◆ **READING TEXT**
An increased risk of thromboembolic and thrombotic disease associated with the use of oral contraceptives is well established. Case control studies have found the relative risk of users compared to non-users to be 3 for the first episode of superficial venous thrombosis, 4 to 11 for deep vein thrombosis or pulmonary embolism, and 1.5 to 6 for women with predisposing conditions for venous thromboembolic disease (9, 10, 25-30). Cohort studies have shown the relative risk to be somewhat lower, about 3 for new cases and about 4.5 for new cases requiring hospitalization (31). The risk of thromboembolic disease due to oral contraceptives is not related to length of use and disappears after pill use is stopped (8).

A two- to four-fold increase in relative risk of postoperative thromboembolic complications has been reported with the use of oral contraceptives (15,32). The relative risk of venous thrombosis in women who have predisposing conditions is twice that of women without such medical conditions (15,32). If feasible, oral contraceptives should be discontinued at least four weeks prior to and for two weeks after elective surgery of a type associated with an increase in risk of thromboembolism and during and following prolonged immobilization. Since the immediate postpartum period is also associated with an increased risk of thromboembolism, oral contraceptives should be started no earlier than four to six weeks after delivery in women who elect not to breastfeed.

◆ **DATA FOR REVIEW**

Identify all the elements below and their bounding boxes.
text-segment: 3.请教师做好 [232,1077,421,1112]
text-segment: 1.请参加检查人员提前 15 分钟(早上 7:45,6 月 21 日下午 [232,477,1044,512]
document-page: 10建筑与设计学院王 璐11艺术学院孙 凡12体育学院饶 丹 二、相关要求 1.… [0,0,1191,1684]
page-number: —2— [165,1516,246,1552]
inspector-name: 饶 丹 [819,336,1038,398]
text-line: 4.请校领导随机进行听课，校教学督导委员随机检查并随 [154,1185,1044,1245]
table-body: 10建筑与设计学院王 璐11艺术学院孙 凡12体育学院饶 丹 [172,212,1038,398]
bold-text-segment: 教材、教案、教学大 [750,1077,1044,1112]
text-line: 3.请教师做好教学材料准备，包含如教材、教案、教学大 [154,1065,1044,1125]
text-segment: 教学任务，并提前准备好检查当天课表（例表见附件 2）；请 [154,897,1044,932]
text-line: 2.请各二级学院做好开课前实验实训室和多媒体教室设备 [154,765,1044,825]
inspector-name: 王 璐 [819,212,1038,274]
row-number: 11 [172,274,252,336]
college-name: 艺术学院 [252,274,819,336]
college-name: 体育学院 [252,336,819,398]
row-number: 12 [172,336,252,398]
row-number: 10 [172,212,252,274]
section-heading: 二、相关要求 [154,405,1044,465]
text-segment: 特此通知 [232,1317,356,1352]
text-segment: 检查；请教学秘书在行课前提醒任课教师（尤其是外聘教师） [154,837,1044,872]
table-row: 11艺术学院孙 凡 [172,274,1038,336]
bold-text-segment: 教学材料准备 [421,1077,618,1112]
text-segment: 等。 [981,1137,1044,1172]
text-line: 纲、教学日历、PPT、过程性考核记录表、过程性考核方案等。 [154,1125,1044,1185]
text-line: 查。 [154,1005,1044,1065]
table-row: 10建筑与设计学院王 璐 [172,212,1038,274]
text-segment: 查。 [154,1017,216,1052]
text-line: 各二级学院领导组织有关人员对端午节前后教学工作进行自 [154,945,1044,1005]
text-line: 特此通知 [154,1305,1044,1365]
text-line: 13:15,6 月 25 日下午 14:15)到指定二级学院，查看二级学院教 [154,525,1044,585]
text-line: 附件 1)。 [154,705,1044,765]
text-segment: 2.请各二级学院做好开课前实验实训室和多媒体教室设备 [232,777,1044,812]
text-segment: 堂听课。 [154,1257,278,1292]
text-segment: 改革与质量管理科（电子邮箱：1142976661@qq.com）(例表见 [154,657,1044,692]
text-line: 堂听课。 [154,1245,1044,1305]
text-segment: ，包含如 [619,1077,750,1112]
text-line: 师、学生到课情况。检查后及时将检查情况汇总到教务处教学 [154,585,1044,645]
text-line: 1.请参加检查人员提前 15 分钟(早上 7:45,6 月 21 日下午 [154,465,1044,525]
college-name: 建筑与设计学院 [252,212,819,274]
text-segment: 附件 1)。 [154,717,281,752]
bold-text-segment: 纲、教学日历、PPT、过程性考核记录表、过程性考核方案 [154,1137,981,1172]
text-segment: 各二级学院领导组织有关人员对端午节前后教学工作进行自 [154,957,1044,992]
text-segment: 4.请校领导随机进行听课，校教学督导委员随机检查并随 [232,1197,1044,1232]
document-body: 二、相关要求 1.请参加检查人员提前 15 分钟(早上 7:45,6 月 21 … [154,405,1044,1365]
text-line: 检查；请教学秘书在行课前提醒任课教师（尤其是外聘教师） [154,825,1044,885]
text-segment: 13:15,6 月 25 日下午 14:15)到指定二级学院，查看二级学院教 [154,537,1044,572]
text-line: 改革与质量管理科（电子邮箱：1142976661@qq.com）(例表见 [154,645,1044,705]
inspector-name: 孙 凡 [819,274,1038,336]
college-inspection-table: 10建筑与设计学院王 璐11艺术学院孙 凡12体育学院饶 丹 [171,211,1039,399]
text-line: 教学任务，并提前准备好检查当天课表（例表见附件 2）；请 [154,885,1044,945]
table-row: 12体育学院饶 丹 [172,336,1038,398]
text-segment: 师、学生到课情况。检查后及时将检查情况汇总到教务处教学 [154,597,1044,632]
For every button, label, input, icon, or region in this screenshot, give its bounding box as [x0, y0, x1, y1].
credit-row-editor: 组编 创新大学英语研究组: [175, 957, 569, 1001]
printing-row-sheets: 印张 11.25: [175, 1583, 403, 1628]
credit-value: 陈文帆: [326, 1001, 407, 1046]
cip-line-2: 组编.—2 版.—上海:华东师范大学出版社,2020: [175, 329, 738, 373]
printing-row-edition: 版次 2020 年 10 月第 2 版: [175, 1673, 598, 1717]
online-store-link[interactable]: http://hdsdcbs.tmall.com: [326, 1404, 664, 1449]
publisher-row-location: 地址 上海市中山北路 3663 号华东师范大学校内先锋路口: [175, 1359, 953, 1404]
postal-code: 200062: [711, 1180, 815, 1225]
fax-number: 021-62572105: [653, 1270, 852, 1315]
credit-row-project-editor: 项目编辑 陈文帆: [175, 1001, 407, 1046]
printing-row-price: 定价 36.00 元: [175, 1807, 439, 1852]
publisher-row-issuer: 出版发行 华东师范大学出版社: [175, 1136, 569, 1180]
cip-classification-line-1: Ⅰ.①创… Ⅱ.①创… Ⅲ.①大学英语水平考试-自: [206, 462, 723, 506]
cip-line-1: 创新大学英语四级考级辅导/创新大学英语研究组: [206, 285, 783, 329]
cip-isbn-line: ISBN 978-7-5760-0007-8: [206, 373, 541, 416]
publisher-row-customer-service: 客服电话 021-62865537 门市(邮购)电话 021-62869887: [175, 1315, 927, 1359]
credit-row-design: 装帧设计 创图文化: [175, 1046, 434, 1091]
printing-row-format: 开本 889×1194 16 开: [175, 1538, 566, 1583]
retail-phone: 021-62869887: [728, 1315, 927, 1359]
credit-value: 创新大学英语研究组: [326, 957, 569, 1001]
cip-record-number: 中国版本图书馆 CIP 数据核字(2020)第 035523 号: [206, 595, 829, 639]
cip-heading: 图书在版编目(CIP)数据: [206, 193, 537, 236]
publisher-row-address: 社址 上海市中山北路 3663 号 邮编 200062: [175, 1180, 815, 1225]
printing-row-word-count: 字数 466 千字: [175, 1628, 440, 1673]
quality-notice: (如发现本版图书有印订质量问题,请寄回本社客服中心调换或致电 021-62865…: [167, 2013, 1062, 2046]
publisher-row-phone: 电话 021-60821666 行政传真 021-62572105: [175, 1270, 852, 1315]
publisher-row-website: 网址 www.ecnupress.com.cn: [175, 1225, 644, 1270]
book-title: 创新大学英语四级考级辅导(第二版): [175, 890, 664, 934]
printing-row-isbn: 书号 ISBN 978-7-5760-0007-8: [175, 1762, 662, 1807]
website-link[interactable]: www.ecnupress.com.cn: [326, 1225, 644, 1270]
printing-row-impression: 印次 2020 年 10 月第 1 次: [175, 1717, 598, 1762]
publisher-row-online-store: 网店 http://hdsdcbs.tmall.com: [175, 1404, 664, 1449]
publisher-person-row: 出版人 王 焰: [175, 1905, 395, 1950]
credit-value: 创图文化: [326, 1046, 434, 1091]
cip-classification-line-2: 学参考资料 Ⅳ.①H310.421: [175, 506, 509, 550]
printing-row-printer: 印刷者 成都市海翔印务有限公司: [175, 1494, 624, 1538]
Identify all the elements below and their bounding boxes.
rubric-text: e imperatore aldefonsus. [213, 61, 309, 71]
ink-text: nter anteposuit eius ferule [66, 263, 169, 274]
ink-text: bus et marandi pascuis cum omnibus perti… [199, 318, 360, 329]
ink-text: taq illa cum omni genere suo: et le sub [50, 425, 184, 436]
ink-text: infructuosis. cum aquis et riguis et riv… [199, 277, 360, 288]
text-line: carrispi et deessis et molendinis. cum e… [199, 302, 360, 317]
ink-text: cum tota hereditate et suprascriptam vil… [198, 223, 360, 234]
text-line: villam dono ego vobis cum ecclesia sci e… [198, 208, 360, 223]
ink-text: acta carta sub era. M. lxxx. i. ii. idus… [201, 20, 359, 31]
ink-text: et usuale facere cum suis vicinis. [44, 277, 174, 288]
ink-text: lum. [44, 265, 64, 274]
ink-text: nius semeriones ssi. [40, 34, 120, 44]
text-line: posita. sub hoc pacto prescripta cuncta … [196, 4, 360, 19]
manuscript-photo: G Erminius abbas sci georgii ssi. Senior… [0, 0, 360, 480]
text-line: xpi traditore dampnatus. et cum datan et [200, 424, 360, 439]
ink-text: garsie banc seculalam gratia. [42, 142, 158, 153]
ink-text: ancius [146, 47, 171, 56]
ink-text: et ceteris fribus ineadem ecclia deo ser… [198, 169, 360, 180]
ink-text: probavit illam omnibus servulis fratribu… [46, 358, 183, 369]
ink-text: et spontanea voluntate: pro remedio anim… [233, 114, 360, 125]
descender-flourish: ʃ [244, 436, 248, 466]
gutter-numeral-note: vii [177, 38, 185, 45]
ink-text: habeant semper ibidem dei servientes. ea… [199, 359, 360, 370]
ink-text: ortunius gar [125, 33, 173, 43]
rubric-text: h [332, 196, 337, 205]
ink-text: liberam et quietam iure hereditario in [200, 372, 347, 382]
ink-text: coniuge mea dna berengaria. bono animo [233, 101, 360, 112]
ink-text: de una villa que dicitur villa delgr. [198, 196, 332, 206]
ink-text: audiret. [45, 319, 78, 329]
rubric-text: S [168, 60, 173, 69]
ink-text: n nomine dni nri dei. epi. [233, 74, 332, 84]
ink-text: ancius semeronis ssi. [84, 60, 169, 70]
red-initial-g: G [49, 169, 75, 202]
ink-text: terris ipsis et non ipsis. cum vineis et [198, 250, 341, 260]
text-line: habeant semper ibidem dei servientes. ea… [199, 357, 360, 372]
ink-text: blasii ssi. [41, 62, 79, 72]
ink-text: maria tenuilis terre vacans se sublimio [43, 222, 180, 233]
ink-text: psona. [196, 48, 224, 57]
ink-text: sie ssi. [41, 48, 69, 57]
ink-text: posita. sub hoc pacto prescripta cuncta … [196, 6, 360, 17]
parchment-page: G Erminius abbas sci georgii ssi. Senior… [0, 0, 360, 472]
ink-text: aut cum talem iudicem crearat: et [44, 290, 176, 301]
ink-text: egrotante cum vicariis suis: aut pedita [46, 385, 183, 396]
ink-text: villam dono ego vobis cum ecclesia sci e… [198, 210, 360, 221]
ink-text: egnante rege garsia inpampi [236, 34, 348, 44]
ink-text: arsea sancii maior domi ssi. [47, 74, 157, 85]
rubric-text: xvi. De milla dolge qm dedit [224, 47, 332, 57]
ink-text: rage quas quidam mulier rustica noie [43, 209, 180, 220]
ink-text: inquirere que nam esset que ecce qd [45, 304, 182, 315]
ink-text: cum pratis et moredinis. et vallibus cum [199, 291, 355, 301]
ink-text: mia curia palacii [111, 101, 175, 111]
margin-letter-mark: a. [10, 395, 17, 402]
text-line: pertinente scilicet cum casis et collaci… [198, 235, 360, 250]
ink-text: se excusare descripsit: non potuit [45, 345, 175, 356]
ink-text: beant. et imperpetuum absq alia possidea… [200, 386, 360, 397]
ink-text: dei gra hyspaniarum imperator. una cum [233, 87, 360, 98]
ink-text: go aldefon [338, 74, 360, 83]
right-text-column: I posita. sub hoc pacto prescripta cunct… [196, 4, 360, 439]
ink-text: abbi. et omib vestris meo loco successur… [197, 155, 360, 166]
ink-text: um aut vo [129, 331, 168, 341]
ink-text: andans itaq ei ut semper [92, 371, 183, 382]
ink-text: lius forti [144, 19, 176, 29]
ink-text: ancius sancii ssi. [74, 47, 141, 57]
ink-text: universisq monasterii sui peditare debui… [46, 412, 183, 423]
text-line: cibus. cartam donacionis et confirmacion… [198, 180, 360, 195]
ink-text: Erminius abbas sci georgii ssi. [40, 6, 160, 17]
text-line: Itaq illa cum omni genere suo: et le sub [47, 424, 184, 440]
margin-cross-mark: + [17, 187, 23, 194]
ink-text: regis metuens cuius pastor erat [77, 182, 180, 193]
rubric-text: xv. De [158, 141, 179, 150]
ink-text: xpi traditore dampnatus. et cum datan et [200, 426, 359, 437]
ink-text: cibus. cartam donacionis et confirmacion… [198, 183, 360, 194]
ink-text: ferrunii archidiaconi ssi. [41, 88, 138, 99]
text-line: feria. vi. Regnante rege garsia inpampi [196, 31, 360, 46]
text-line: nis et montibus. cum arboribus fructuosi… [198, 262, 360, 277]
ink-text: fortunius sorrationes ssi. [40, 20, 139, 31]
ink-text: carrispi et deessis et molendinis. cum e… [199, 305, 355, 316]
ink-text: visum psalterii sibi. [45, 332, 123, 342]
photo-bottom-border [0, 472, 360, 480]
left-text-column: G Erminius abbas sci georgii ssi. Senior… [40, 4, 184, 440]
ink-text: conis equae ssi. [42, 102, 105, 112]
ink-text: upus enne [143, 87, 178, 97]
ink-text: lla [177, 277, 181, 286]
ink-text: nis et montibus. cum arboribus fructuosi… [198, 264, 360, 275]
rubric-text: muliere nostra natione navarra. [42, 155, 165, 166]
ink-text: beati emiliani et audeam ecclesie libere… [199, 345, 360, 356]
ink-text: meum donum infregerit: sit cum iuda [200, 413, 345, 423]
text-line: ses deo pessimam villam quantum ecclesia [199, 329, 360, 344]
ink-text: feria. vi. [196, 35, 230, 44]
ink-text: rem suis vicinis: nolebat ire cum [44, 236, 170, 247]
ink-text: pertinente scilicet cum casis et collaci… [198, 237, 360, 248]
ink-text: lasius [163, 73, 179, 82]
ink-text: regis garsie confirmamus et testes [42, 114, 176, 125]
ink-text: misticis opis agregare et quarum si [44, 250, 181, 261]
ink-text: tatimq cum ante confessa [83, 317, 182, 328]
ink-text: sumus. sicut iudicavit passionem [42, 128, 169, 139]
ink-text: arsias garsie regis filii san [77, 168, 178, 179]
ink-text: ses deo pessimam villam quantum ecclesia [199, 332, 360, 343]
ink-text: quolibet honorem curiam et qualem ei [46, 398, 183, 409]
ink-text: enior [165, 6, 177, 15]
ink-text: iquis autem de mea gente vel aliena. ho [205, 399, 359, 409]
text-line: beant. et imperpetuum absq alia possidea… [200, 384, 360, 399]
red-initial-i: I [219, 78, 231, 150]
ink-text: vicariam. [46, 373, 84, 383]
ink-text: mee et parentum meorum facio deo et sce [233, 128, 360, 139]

◆ **WHAT THE TASK REQUIRES**
From the passage on oral contraceptives and thromboembolic risk, reproduce word for word the part that opens with the words containing "A two- to four-fold" and closes with "not to breastfeed.".

◆ **EXPECTED ANSWER**
A two- to four-fold increase in relative risk of postoperative thromboembolic complications has been reported with the use of oral contraceptives (15,32). The relative risk of venous thrombosis in women who have predisposing conditions is twice that of women without such medical conditions (15,32). If feasible, oral contraceptives should be discontinued at least four weeks prior to and for two weeks after elective surgery of a type associated with an increase in risk of thromboembolism and during and following prolonged immobilization. Since the immediate postpartum period is also associated with an increased risk of thromboembolism, oral contraceptives should be started no earlier than four to six weeks after delivery in women who elect not to breastfeed.